▸ **Your goal**
Put the lines of the records, from the line containing "x-tick-label: Q4 [370,568,394,588]" through the line containing "x-tick-label: Q4 [587,568,611,588]", into a numbered list, leaving out any blank lines.

Spatial annotation entries
==*==
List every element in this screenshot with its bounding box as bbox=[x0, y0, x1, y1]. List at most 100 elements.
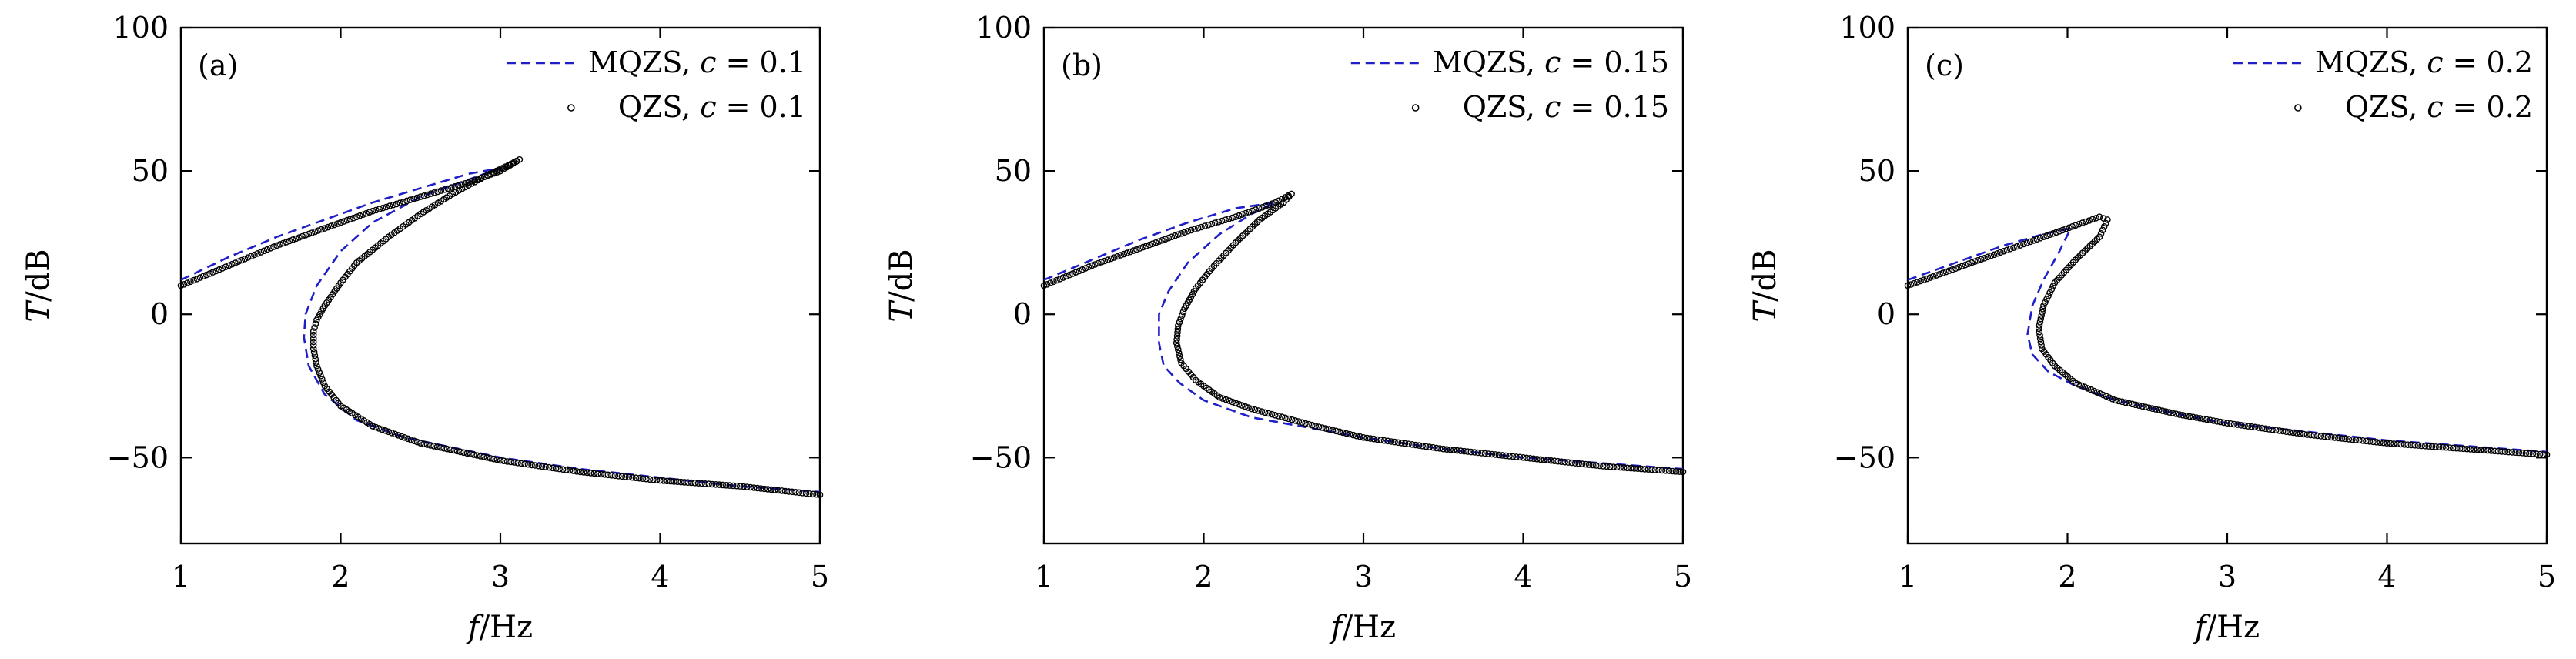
qzs-marker-b-129 bbox=[1174, 329, 1181, 336]
qzs-marker-c-27 bbox=[1990, 251, 1998, 259]
qzs-marker-b-216 bbox=[1429, 443, 1437, 451]
qzs-marker-b-275 bbox=[1634, 465, 1641, 473]
qzs-marker-c-5 bbox=[1920, 276, 1928, 283]
qzs-marker-b-215 bbox=[1426, 443, 1433, 450]
qzs-marker-a-13 bbox=[219, 265, 226, 272]
qzs-marker-c-159 bbox=[2203, 416, 2210, 423]
qzs-marker-b-25 bbox=[1120, 250, 1128, 258]
qzs-marker-b-286 bbox=[1672, 468, 1680, 475]
qzs-marker-a-348 bbox=[816, 491, 824, 499]
qzs-marker-b-61 bbox=[1239, 211, 1246, 218]
qzs-marker-c-206 bbox=[2366, 438, 2374, 445]
panel-c: 1 2 3 4 5 −50 0 50 100 f/Hz T/dB (c) MQZS, c = 0.2 QZ… bbox=[1748, 11, 2556, 645]
qzs-marker-b-288 bbox=[1679, 468, 1687, 476]
qzs-marker-c-235 bbox=[2467, 446, 2474, 453]
qzs-marker-c-56 bbox=[2086, 217, 2093, 224]
qzs-marker-c-22 bbox=[1974, 256, 1982, 264]
qzs-marker-a-314 bbox=[698, 480, 705, 487]
qzs-marker-a-21 bbox=[244, 254, 252, 261]
qzs-marker-c-33 bbox=[2010, 244, 2017, 252]
qzs-marker-a-300 bbox=[650, 476, 657, 483]
qzs-marker-b-168 bbox=[1265, 410, 1272, 417]
qzs-marker-c-26 bbox=[1987, 252, 1995, 259]
qzs-marker-c-166 bbox=[2227, 420, 2234, 427]
qzs-marker-b-126 bbox=[1176, 319, 1183, 326]
qzs-marker-a-337 bbox=[778, 487, 785, 494]
qzs-marker-a-279 bbox=[577, 468, 584, 476]
qzs-marker-c-100 bbox=[2036, 328, 2043, 336]
qzs-marker-c-156 bbox=[2193, 414, 2200, 421]
qzs-marker-b-130 bbox=[1173, 333, 1181, 340]
qzs-marker-b-69 bbox=[1265, 201, 1273, 209]
qzs-marker-a-54 bbox=[350, 214, 357, 222]
qzs-marker-a-219 bbox=[375, 425, 383, 432]
qzs-marker-b-234 bbox=[1492, 451, 1499, 458]
qzs-marker-c-181 bbox=[2279, 427, 2287, 435]
qzs-marker-c-219 bbox=[2411, 442, 2418, 449]
qzs-marker-b-33 bbox=[1146, 241, 1153, 249]
qzs-marker-a-230 bbox=[410, 437, 418, 445]
qzs-marker-a-256 bbox=[497, 457, 504, 464]
qzs-marker-c-157 bbox=[2196, 415, 2203, 422]
qzs-marker-b-283 bbox=[1662, 467, 1669, 474]
qzs-marker-c-45 bbox=[2049, 229, 2057, 237]
qzs-marker-a-284 bbox=[594, 470, 601, 477]
qzs-marker-b-265 bbox=[1599, 463, 1607, 470]
y-tick-label-b-1: 0 bbox=[1013, 297, 1032, 331]
y-tick-label-b-3: 100 bbox=[975, 11, 1032, 45]
qzs-marker-a-235 bbox=[427, 442, 434, 449]
qzs-marker-b-174 bbox=[1285, 415, 1293, 423]
qzs-marker-a-330 bbox=[754, 484, 761, 492]
x-tick-label-c-2: 3 bbox=[2218, 560, 2236, 594]
qzs-marker-a-0 bbox=[177, 282, 185, 289]
y-axis-label-a: T/dB bbox=[21, 249, 56, 322]
qzs-marker-c-88 bbox=[2046, 289, 2053, 296]
qzs-marker-a-124 bbox=[455, 187, 463, 194]
qzs-marker-c-95 bbox=[2038, 312, 2045, 319]
qzs-marker-b-42 bbox=[1175, 231, 1182, 239]
qzs-marker-c-218 bbox=[2407, 441, 2415, 449]
qzs-marker-c-104 bbox=[2038, 342, 2045, 349]
qzs-marker-b-217 bbox=[1433, 444, 1440, 452]
qzs-marker-c-8 bbox=[1929, 273, 1937, 280]
qzs-marker-a-42 bbox=[311, 228, 319, 236]
qzs-marker-b-14 bbox=[1085, 263, 1092, 271]
qzs-marker-b-241 bbox=[1516, 453, 1524, 461]
qzs-marker-b-192 bbox=[1346, 430, 1353, 438]
qzs-marker-b-11 bbox=[1076, 267, 1082, 275]
qzs-marker-b-123 bbox=[1179, 308, 1187, 316]
qzs-marker-c-121 bbox=[2078, 382, 2086, 390]
qzs-marker-a-236 bbox=[430, 443, 437, 450]
qzs-marker-b-263 bbox=[1592, 462, 1600, 469]
qzs-marker-c-161 bbox=[2210, 417, 2217, 424]
qzs-marker-b-9 bbox=[1069, 270, 1076, 277]
qzs-marker-b-64 bbox=[1249, 207, 1256, 215]
qzs-marker-c-98 bbox=[2036, 322, 2043, 329]
qzs-marker-a-299 bbox=[646, 476, 654, 483]
qzs-marker-c-222 bbox=[2421, 443, 2429, 450]
qzs-marker-a-12 bbox=[216, 266, 223, 273]
qzs-marker-c-50 bbox=[2066, 224, 2073, 232]
qzs-marker-c-213 bbox=[2390, 440, 2397, 447]
qzs-marker-a-180 bbox=[313, 316, 320, 324]
x-tick-label-a-2: 3 bbox=[491, 560, 510, 594]
qzs-marker-a-342 bbox=[795, 489, 803, 497]
qzs-marker-c-129 bbox=[2103, 393, 2110, 400]
legend-label-a-1: QZS, c = 0.1 bbox=[618, 90, 806, 124]
qzs-marker-c-127 bbox=[2096, 390, 2104, 397]
qzs-marker-a-247 bbox=[467, 450, 474, 458]
qzs-marker-a-24 bbox=[254, 249, 261, 257]
qzs-marker-c-185 bbox=[2293, 430, 2300, 437]
qzs-marker-a-346 bbox=[809, 490, 817, 498]
qzs-marker-a-333 bbox=[764, 486, 771, 493]
qzs-marker-a-81 bbox=[441, 186, 448, 193]
qzs-marker-b-39 bbox=[1165, 234, 1173, 242]
qzs-marker-b-220 bbox=[1444, 446, 1450, 453]
qzs-marker-a-223 bbox=[388, 430, 396, 437]
qzs-marker-b-269 bbox=[1613, 463, 1621, 471]
qzs-marker-a-33 bbox=[283, 239, 290, 246]
y-tick-label-c-1: 0 bbox=[1877, 297, 1895, 331]
qzs-marker-c-205 bbox=[2363, 437, 2370, 445]
qzs-marker-b-182 bbox=[1312, 423, 1320, 430]
qzs-marker-a-340 bbox=[788, 488, 796, 496]
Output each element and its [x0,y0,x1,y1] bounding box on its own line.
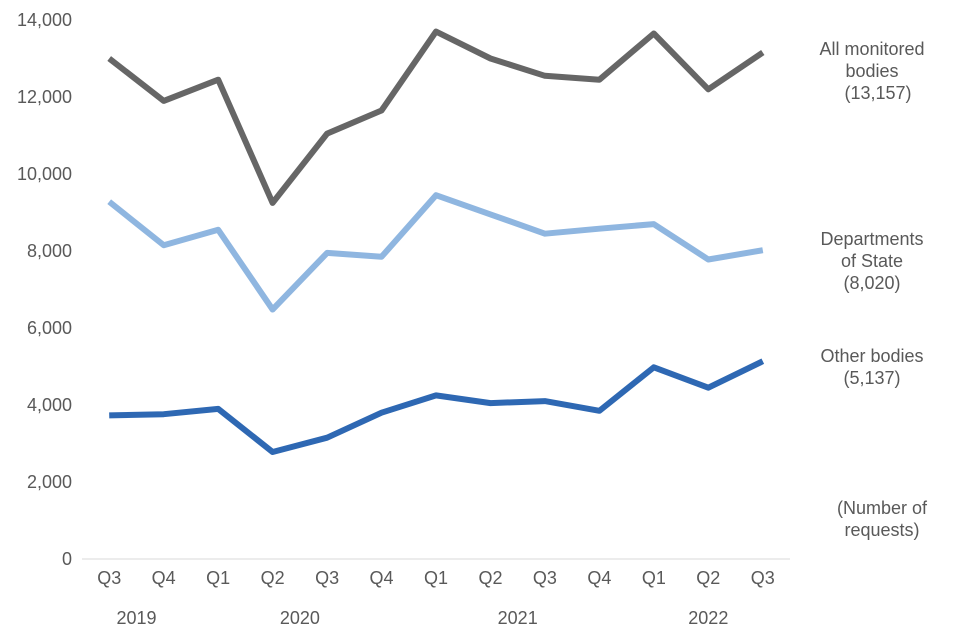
x-tick-label: Q4 [370,568,394,588]
y-tick-label: 8,000 [27,241,72,261]
x-tick-label: Q3 [97,568,121,588]
series-label: of State [841,251,903,271]
series-label: All monitored [819,39,924,59]
series-line [109,358,765,455]
x-tick-label: Q2 [261,568,285,588]
y-tick-label: 6,000 [27,318,72,338]
unit-note: requests) [844,520,919,540]
x-tick-label: Q2 [696,568,720,588]
x-tick-label: Q3 [315,568,339,588]
x-tick-label: Q1 [206,568,230,588]
x-tick-label: Q4 [587,568,611,588]
series-layer [107,28,765,455]
y-tick-label: 10,000 [17,164,72,184]
series-label: (5,137) [843,368,900,388]
x-tick-label: Q3 [533,568,557,588]
year-label: 2020 [280,608,320,628]
x-tick-label: Q1 [424,568,448,588]
series-label: (8,020) [843,273,900,293]
series-label: bodies [845,61,898,81]
series-line [107,192,764,313]
axes: 0 2,000 4,000 6,000 8,000 10,000 12,000 14,000 Q… [17,10,790,628]
series-label: (13,157) [844,83,911,103]
year-label: 2022 [688,608,728,628]
y-tick-label: 2,000 [27,472,72,492]
unit-note: (Number of [837,498,928,518]
year-label: 2019 [116,608,156,628]
x-tick-label: Q2 [478,568,502,588]
x-tick-label: Q3 [751,568,775,588]
series-label: Departments [820,229,923,249]
y-tick-label: 4,000 [27,395,72,415]
series-label: Other bodies [820,346,923,366]
y-tick-label: 0 [62,549,72,569]
y-tick-label: 12,000 [17,87,72,107]
x-tick-label: Q1 [642,568,666,588]
year-label: 2021 [498,608,538,628]
y-tick-label: 14,000 [17,10,72,30]
x-tick-label: Q4 [152,568,176,588]
series-line [107,28,765,206]
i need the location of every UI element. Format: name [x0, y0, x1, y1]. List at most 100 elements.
==*==
▸ **Final answer**
1. x-tick-label: Q4 [370,568,394,588]
2. y-tick-label: 8,000 [27,241,72,261]
3. x-tick-label: Q3 [97,568,121,588]
4. series-label: of State [841,251,903,271]
5. series-label: All monitored [819,39,924,59]
6. series-line [109,358,765,455]
7. x-tick-label: Q2 [261,568,285,588]
8. y-tick-label: 6,000 [27,318,72,338]
9. unit-note: requests) [844,520,919,540]
10. x-tick-label: Q2 [696,568,720,588]
11. x-tick-label: Q3 [315,568,339,588]
12. x-tick-label: Q1 [206,568,230,588]
13. x-tick-label: Q4 [587,568,611,588]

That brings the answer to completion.